→ Aim:
Please switch every "emission" in the lines below to "jet" and leave everything else unchanged. Leave out the pictures when you give the lines back.

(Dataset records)
..........

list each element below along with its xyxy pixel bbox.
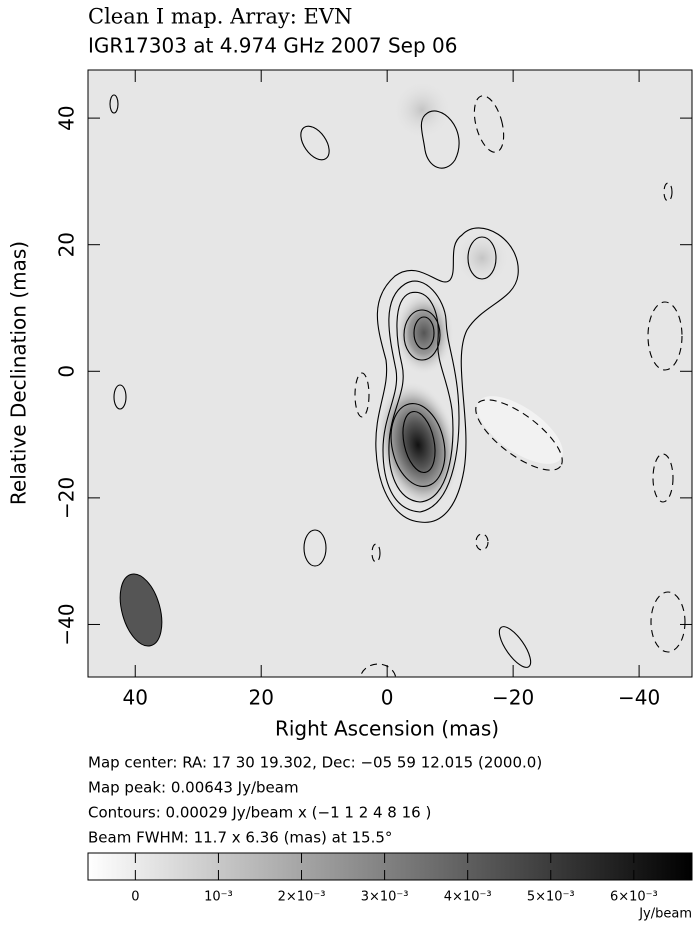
frame (87, 69, 693, 678)
y-tick-label: −20 (55, 477, 79, 519)
y-tick-label: 40 (55, 105, 79, 130)
emission (394, 291, 454, 375)
contour (663, 182, 673, 202)
contour (382, 280, 460, 513)
y-tick-label: 0 (55, 365, 79, 378)
contour (475, 533, 489, 551)
y-axis-label: Relative Declination (mas) (7, 241, 31, 505)
map (88, 70, 692, 677)
negative-contours (354, 95, 686, 677)
subtitle: IGR17303 at 4.974 GHz 2007 Sep 06 (88, 34, 458, 58)
contour (467, 236, 497, 280)
emission (392, 80, 452, 140)
x-tick-label: −40 (618, 686, 660, 710)
colorbar-tick-label: 5×10⁻³ (527, 890, 575, 905)
colorbar-tick-label: 3×10⁻³ (361, 890, 409, 905)
colorbar-label: Jy/beam (638, 907, 692, 922)
contour (413, 316, 435, 350)
contour (420, 110, 460, 169)
colorbar (87, 852, 693, 881)
map-background (88, 70, 692, 677)
map-note: Map peak: 0.00643 Jy/beam (88, 779, 299, 797)
map-note: Map center: RA: 17 30 19.302, Dec: −05 5… (88, 754, 542, 772)
contour (113, 384, 127, 410)
contour (354, 372, 370, 418)
contour (647, 301, 683, 371)
contour (109, 94, 119, 114)
contour (498, 626, 532, 668)
contour (371, 543, 381, 563)
map-note: Contours: 0.00029 Jy/beam x (−1 1 2 4 8 … (88, 804, 431, 822)
contour (300, 125, 330, 161)
contour (652, 453, 674, 503)
contour (390, 403, 446, 487)
x-axis-label: Right Ascension (mas) (275, 717, 499, 741)
y-tick-label: 20 (55, 232, 79, 257)
beam (119, 573, 163, 647)
contour (650, 591, 686, 653)
colorbar-tick-label: 2×10⁻³ (278, 890, 326, 905)
contour (375, 227, 519, 523)
colorbar-tick-label: 6×10⁻³ (610, 890, 658, 905)
contour (303, 529, 327, 567)
colorbar-tick-label: 10⁻³ (204, 890, 233, 905)
x-tick-label: 40 (123, 686, 148, 710)
contour (388, 291, 454, 503)
colorbar-tick-label: 4×10⁻³ (444, 890, 492, 905)
emission (454, 230, 510, 286)
x-tick-label: 0 (381, 686, 394, 710)
emission (477, 396, 563, 464)
map-note: Beam FWHM: 11.7 x 6.36 (mas) at 15.5° (88, 829, 392, 847)
x-tick-label: 20 (248, 686, 273, 710)
contour (402, 410, 436, 474)
title: Clean I map. Array: EVN (88, 5, 352, 29)
contour (473, 95, 505, 153)
x-tick-label: −20 (492, 686, 534, 710)
y-tick-label: −40 (55, 603, 79, 645)
contour (403, 309, 441, 361)
contours (109, 94, 532, 668)
contour (475, 399, 563, 471)
colorbar-tick-label: 0 (131, 890, 139, 905)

..........

→ Solution for this exercise:
list each element below along with its xyxy pixel bbox.
frame (87, 69, 693, 678)
y-tick-label: −20 (55, 477, 79, 519)
y-tick-label: 40 (55, 105, 79, 130)
jet (394, 291, 454, 375)
contour (663, 182, 673, 202)
contour (382, 280, 460, 513)
y-tick-label: 0 (55, 365, 79, 378)
contour (475, 533, 489, 551)
y-axis-label: Relative Declination (mas) (7, 241, 31, 505)
map (88, 70, 692, 677)
negative-contours (354, 95, 686, 677)
subtitle: IGR17303 at 4.974 GHz 2007 Sep 06 (88, 34, 458, 58)
contour (467, 236, 497, 280)
jet (392, 80, 452, 140)
x-tick-label: −40 (618, 686, 660, 710)
colorbar-tick-label: 5×10⁻³ (527, 890, 575, 905)
colorbar-tick-label: 3×10⁻³ (361, 890, 409, 905)
colorbar-label: Jy/beam (638, 907, 692, 922)
contour (413, 316, 435, 350)
contour (420, 110, 460, 169)
colorbar (87, 852, 693, 881)
map-background (88, 70, 692, 677)
map-note: Map peak: 0.00643 Jy/beam (88, 779, 299, 797)
map-note: Map center: RA: 17 30 19.302, Dec: −05 5… (88, 754, 542, 772)
contour (113, 384, 127, 410)
contour (354, 372, 370, 418)
contour (647, 301, 683, 371)
contour (109, 94, 119, 114)
contour (498, 626, 532, 668)
contour (371, 543, 381, 563)
map-note: Contours: 0.00029 Jy/beam x (−1 1 2 4 8 … (88, 804, 431, 822)
contour (300, 125, 330, 161)
contour (652, 453, 674, 503)
contour (390, 403, 446, 487)
x-axis-label: Right Ascension (mas) (275, 717, 499, 741)
y-tick-label: 20 (55, 232, 79, 257)
beam (119, 573, 163, 647)
contour (650, 591, 686, 653)
colorbar-tick-label: 2×10⁻³ (278, 890, 326, 905)
contour (375, 227, 519, 523)
colorbar-tick-label: 6×10⁻³ (610, 890, 658, 905)
contour (303, 529, 327, 567)
colorbar-tick-label: 10⁻³ (204, 890, 233, 905)
x-tick-label: 40 (123, 686, 148, 710)
contour (388, 291, 454, 503)
colorbar-tick-label: 4×10⁻³ (444, 890, 492, 905)
jet (454, 230, 510, 286)
x-tick-label: 0 (381, 686, 394, 710)
jet (477, 396, 563, 464)
map-note: Beam FWHM: 11.7 x 6.36 (mas) at 15.5° (88, 829, 392, 847)
x-tick-label: 20 (248, 686, 273, 710)
contour (402, 410, 436, 474)
title: Clean I map. Array: EVN (88, 5, 352, 29)
contour (473, 95, 505, 153)
x-tick-label: −20 (492, 686, 534, 710)
y-tick-label: −40 (55, 603, 79, 645)
contour (403, 309, 441, 361)
contours (109, 94, 532, 668)
contour (475, 399, 563, 471)
colorbar-tick-label: 0 (131, 890, 139, 905)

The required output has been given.